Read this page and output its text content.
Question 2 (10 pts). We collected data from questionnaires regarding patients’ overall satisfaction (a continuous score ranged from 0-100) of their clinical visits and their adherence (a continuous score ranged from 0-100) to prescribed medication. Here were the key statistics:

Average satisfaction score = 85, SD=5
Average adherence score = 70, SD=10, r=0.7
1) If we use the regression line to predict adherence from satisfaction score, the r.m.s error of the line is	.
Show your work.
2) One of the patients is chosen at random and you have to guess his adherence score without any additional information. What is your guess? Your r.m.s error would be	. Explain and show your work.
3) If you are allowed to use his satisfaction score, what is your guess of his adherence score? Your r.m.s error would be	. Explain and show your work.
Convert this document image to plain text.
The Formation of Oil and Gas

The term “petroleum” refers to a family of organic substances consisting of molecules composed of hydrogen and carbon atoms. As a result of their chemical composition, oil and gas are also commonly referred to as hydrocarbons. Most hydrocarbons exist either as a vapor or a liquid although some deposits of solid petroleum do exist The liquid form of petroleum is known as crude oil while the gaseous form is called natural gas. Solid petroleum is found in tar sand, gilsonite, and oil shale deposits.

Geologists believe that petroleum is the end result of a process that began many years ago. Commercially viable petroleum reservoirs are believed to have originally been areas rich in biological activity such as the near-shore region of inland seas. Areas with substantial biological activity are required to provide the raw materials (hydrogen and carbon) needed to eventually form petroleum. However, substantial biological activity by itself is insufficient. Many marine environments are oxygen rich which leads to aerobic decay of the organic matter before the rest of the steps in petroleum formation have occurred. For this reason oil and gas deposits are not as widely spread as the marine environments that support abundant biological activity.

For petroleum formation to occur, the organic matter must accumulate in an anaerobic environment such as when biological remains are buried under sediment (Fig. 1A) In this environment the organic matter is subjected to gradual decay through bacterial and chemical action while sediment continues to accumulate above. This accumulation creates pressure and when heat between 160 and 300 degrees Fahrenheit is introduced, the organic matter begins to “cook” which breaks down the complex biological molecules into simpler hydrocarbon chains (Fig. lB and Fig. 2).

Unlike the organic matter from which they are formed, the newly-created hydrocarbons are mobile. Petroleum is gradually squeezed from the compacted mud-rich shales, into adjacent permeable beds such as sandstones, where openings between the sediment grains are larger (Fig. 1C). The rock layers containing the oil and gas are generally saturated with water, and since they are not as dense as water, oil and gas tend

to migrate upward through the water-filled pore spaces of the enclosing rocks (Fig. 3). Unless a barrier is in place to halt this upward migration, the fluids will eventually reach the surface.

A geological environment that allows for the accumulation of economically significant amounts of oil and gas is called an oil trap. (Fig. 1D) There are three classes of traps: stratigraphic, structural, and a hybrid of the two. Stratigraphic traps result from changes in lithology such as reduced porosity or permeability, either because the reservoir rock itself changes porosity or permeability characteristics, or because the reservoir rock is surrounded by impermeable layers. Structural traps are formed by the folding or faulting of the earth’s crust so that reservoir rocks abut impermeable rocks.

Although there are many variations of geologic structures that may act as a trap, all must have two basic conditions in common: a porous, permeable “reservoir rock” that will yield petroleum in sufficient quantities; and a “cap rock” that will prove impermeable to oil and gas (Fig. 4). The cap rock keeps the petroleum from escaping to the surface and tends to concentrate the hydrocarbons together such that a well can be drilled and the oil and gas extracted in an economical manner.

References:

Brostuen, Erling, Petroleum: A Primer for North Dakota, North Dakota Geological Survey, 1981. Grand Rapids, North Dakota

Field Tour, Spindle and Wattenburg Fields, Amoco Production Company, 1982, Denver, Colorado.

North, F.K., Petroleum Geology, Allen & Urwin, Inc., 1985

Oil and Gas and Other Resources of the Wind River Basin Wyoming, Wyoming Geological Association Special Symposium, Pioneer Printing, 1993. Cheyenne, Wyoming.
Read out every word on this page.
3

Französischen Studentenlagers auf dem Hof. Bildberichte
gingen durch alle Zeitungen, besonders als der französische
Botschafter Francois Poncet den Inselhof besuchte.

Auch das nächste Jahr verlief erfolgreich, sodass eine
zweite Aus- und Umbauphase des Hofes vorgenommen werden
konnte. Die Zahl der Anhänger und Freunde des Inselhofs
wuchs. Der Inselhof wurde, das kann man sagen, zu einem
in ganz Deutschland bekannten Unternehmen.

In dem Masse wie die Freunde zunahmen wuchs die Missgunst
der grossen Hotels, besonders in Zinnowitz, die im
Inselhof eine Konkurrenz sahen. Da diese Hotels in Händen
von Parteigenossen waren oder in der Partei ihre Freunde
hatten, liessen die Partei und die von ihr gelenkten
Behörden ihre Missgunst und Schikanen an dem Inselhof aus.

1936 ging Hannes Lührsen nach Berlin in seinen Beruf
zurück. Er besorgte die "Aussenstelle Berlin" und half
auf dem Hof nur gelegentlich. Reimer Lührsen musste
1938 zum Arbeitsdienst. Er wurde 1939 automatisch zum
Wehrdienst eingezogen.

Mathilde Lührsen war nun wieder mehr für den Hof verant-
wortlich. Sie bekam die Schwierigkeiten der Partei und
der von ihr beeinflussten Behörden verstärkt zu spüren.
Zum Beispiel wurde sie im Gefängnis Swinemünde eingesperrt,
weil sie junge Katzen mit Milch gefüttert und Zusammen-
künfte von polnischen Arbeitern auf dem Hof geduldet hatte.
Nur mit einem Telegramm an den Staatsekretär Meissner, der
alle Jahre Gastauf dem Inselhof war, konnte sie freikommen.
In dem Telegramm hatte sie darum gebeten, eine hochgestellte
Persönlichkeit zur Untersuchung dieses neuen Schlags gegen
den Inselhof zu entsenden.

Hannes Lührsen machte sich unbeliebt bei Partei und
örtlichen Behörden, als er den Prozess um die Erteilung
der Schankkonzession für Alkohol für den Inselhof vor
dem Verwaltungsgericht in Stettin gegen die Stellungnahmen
★ ★ ★ ★ ★ ★ ★
_YOUR OBJECTIVE_. Print the data above again, with nothing altered and nothing left out.

_TASK SOLUTION_.
Read this page and output its text content.
Question 2 (10 pts). We collected data from questionnaires regarding patients’ overall satisfaction (a continuous score ranged from 0-100) of their clinical visits and their adherence (a continuous score ranged from 0-100) to prescribed medication. Here were the key statistics:

Average satisfaction score = 85, SD=5
Average adherence score = 70, SD=10, r=0.7
1) If we use the regression line to predict adherence from satisfaction score, the r.m.s error of the line is	.
Show your work.
2) One of the patients is chosen at random and you have to guess his adherence score without any additional information. What is your guess? Your r.m.s error would be	. Explain and show your work.
3) If you are allowed to use his satisfaction score, what is your guess of his adherence score? Your r.m.s error would be	. Explain and show your work.
Convert this document image to plain text.
The Formation of Oil and Gas

The term “petroleum” refers to a family of organic substances consisting of molecules composed of hydrogen and carbon atoms. As a result of their chemical composition, oil and gas are also commonly referred to as hydrocarbons. Most hydrocarbons exist either as a vapor or a liquid although some deposits of solid petroleum do exist The liquid form of petroleum is known as crude oil while the gaseous form is called natural gas. Solid petroleum is found in tar sand, gilsonite, and oil shale deposits.

Geologists believe that petroleum is the end result of a process that began many years ago. Commercially viable petroleum reservoirs are believed to have originally been areas rich in biological activity such as the near-shore region of inland seas. Areas with substantial biological activity are required to provide the raw materials (hydrogen and carbon) needed to eventually form petroleum. However, substantial biological activity by itself is insufficient. Many marine environments are oxygen rich which leads to aerobic decay of the organic matter before the rest of the steps in petroleum formation have occurred. For this reason oil and gas deposits are not as widely spread as the marine environments that support abundant biological activity.

For petroleum formation to occur, the organic matter must accumulate in an anaerobic environment such as when biological remains are buried under sediment (Fig. 1A) In this environment the organic matter is subjected to gradual decay through bacterial and chemical action while sediment continues to accumulate above. This accumulation creates pressure and when heat between 160 and 300 degrees Fahrenheit is introduced, the organic matter begins to “cook” which breaks down the complex biological molecules into simpler hydrocarbon chains (Fig. lB and Fig. 2).

Unlike the organic matter from which they are formed, the newly-created hydrocarbons are mobile. Petroleum is gradually squeezed from the compacted mud-rich shales, into adjacent permeable beds such as sandstones, where openings between the sediment grains are larger (Fig. 1C). The rock layers containing the oil and gas are generally saturated with water, and since they are not as dense as water, oil and gas tend

to migrate upward through the water-filled pore spaces of the enclosing rocks (Fig. 3). Unless a barrier is in place to halt this upward migration, the fluids will eventually reach the surface.

A geological environment that allows for the accumulation of economically significant amounts of oil and gas is called an oil trap. (Fig. 1D) There are three classes of traps: stratigraphic, structural, and a hybrid of the two. Stratigraphic traps result from changes in lithology such as reduced porosity or permeability, either because the reservoir rock itself changes porosity or permeability characteristics, or because the reservoir rock is surrounded by impermeable layers. Structural traps are formed by the folding or faulting of the earth’s crust so that reservoir rocks abut impermeable rocks.

Although there are many variations of geologic structures that may act as a trap, all must have two basic conditions in common: a porous, permeable “reservoir rock” that will yield petroleum in sufficient quantities; and a “cap rock” that will prove impermeable to oil and gas (Fig. 4). The cap rock keeps the petroleum from escaping to the surface and tends to concentrate the hydrocarbons together such that a well can be drilled and the oil and gas extracted in an economical manner.

References:

Brostuen, Erling, Petroleum: A Primer for North Dakota, North Dakota Geological Survey, 1981. Grand Rapids, North Dakota

Field Tour, Spindle and Wattenburg Fields, Amoco Production Company, 1982, Denver, Colorado.

North, F.K., Petroleum Geology, Allen & Urwin, Inc., 1985

Oil and Gas and Other Resources of the Wind River Basin Wyoming, Wyoming Geological Association Special Symposium, Pioneer Printing, 1993. Cheyenne, Wyoming.
Read out every word on this page.
3

Französischen Studentenlagers auf dem Hof. Bildberichte
gingen durch alle Zeitungen, besonders als der französische
Botschafter Francois Poncet den Inselhof besuchte.

Auch das nächste Jahr verlief erfolgreich, sodass eine
zweite Aus- und Umbauphase des Hofes vorgenommen werden
konnte. Die Zahl der Anhänger und Freunde des Inselhofs
wuchs. Der Inselhof wurde, das kann man sagen, zu einem
in ganz Deutschland bekannten Unternehmen.

In dem Masse wie die Freunde zunahmen wuchs die Missgunst
der grossen Hotels, besonders in Zinnowitz, die im
Inselhof eine Konkurrenz sahen. Da diese Hotels in Händen
von Parteigenossen waren oder in der Partei ihre Freunde
hatten, liessen die Partei und die von ihr gelenkten
Behörden ihre Missgunst und Schikanen an dem Inselhof aus.

1936 ging Hannes Lührsen nach Berlin in seinen Beruf
zurück. Er besorgte die "Aussenstelle Berlin" und half
auf dem Hof nur gelegentlich. Reimer Lührsen musste
1938 zum Arbeitsdienst. Er wurde 1939 automatisch zum
Wehrdienst eingezogen.

Mathilde Lührsen war nun wieder mehr für den Hof verant-
wortlich. Sie bekam die Schwierigkeiten der Partei und
der von ihr beeinflussten Behörden verstärkt zu spüren.
Zum Beispiel wurde sie im Gefängnis Swinemünde eingesperrt,
weil sie junge Katzen mit Milch gefüttert und Zusammen-
künfte von polnischen Arbeitern auf dem Hof geduldet hatte.
Nur mit einem Telegramm an den Staatsekretär Meissner, der
alle Jahre Gastauf dem Inselhof war, konnte sie freikommen.
In dem Telegramm hatte sie darum gebeten, eine hochgestellte
Persönlichkeit zur Untersuchung dieses neuen Schlags gegen
den Inselhof zu entsenden.

Hannes Lührsen machte sich unbeliebt bei Partei und
örtlichen Behörden, als er den Prozess um die Erteilung
der Schankkonzession für Alkohol für den Inselhof vor
dem Verwaltungsgericht in Stettin gegen die Stellungnahmen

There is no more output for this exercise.